>> Begin Excerpted data

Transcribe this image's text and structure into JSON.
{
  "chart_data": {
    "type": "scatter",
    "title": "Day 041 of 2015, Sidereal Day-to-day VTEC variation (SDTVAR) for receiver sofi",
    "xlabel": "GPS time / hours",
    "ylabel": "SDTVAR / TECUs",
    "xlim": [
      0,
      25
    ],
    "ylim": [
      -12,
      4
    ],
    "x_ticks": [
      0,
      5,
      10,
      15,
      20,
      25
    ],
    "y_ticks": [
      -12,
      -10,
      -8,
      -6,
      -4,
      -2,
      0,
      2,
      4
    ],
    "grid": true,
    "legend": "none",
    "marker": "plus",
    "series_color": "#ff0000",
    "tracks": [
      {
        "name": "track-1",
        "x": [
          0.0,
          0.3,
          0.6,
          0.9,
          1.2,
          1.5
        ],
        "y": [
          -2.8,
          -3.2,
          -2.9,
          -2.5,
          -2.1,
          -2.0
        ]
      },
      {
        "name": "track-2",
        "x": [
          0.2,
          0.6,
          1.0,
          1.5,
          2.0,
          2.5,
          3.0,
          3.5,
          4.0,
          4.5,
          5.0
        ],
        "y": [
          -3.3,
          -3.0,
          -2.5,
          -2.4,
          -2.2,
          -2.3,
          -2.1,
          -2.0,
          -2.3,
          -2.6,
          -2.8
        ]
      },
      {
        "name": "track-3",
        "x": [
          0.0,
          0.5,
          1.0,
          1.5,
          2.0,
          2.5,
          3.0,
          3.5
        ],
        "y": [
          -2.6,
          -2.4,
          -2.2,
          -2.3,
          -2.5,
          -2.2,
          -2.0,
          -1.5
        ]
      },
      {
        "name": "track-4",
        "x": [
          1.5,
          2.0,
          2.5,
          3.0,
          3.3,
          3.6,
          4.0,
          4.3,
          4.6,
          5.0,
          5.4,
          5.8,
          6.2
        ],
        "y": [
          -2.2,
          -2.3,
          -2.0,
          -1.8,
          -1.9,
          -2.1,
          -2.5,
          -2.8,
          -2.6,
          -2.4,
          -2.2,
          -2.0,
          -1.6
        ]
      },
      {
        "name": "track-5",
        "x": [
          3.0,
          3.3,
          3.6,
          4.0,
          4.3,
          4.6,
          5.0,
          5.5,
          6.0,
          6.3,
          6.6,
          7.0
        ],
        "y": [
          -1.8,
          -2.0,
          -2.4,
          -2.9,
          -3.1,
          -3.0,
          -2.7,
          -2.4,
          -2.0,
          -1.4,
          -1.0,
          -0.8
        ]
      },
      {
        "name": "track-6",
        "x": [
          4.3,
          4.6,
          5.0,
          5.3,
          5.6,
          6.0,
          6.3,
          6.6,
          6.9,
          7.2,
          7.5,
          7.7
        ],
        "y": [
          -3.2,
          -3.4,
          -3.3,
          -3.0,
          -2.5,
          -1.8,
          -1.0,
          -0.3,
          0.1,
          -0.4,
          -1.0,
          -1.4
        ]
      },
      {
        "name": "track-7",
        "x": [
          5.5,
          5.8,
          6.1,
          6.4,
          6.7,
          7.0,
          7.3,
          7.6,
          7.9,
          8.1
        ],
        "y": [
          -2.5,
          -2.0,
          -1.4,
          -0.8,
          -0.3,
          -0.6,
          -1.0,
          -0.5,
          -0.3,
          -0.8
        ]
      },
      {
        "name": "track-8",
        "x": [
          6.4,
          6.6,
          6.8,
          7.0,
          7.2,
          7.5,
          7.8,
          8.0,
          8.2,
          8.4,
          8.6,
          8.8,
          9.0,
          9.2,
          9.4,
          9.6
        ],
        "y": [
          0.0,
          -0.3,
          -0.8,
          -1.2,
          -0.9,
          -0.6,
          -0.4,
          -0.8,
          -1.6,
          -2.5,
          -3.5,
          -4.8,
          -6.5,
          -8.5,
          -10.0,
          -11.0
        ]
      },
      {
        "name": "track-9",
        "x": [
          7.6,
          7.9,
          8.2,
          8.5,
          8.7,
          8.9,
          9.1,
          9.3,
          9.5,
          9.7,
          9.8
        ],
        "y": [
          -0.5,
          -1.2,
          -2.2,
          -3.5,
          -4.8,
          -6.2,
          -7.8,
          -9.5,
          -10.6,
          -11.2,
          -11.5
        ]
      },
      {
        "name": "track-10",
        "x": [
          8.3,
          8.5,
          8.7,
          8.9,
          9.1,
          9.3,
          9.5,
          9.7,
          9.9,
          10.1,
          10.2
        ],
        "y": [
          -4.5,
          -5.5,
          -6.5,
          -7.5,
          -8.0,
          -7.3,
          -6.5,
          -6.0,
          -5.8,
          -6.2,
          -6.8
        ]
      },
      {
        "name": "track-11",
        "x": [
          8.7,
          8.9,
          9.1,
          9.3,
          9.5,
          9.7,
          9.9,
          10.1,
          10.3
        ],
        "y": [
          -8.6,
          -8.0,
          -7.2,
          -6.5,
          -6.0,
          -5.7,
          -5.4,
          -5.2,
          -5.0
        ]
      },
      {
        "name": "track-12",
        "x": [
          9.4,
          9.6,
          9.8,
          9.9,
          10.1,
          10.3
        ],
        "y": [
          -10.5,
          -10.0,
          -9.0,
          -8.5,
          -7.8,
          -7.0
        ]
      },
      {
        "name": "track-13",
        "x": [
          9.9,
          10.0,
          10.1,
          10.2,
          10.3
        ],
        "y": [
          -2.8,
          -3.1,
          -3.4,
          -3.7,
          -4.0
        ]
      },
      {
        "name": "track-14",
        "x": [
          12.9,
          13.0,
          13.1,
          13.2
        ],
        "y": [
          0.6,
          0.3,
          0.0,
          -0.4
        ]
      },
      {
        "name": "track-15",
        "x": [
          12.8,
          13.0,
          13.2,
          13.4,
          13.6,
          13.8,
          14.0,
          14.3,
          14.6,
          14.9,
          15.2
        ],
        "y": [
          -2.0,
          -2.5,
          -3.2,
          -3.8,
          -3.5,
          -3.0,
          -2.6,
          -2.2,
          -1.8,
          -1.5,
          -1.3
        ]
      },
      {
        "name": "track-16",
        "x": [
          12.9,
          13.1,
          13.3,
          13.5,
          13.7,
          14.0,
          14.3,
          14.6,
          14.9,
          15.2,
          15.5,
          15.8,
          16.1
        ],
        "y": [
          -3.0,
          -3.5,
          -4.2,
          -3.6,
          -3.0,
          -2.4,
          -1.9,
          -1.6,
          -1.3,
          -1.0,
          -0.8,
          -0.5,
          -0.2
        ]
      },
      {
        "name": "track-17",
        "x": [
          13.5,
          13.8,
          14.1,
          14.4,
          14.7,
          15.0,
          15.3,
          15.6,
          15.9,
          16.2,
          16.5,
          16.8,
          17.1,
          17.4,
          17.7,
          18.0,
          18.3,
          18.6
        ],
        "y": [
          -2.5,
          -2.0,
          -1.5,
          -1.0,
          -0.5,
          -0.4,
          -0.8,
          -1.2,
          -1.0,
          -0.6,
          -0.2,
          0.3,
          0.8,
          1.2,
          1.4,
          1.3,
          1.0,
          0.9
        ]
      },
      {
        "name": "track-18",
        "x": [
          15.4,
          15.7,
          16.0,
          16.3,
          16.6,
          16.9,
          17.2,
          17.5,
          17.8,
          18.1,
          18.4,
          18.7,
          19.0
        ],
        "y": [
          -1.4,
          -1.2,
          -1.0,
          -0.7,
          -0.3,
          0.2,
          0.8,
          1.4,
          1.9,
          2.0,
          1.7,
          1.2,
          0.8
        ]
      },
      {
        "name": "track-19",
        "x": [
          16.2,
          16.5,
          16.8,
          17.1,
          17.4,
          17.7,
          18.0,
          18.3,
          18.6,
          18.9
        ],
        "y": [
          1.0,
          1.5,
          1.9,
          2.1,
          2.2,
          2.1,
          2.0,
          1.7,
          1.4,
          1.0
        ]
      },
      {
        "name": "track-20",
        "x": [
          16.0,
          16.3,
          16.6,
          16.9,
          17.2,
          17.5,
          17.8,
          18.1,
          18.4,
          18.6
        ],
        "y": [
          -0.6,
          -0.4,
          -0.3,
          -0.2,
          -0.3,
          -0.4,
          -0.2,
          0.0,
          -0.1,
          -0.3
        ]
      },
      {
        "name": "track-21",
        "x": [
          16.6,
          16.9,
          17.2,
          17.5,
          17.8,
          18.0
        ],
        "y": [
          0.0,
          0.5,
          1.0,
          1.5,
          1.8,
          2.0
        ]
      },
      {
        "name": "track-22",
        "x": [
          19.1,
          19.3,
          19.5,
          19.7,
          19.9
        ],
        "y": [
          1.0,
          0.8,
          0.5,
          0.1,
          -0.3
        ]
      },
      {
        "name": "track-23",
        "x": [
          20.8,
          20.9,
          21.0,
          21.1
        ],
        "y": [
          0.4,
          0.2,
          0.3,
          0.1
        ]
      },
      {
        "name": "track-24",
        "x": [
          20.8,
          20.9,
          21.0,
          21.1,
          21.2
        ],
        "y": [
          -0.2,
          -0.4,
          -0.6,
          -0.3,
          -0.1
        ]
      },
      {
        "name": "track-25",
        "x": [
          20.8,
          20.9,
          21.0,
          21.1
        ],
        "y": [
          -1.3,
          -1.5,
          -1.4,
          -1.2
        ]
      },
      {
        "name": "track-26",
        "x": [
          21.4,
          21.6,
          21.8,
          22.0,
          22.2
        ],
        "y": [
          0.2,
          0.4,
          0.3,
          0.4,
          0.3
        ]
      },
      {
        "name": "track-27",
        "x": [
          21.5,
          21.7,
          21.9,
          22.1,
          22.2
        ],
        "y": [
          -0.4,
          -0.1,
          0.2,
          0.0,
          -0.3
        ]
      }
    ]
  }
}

>> End Excerpted data

* Instructions to follow *
Take each line containing the string "SDTVAR" and copy it out.

* Written answer *
    "title": "Day 041 of 2015, Sidereal Day-to-day VTEC variation (SDTVAR) for receiver sofi",
    "ylabel": "SDTVAR / TECUs",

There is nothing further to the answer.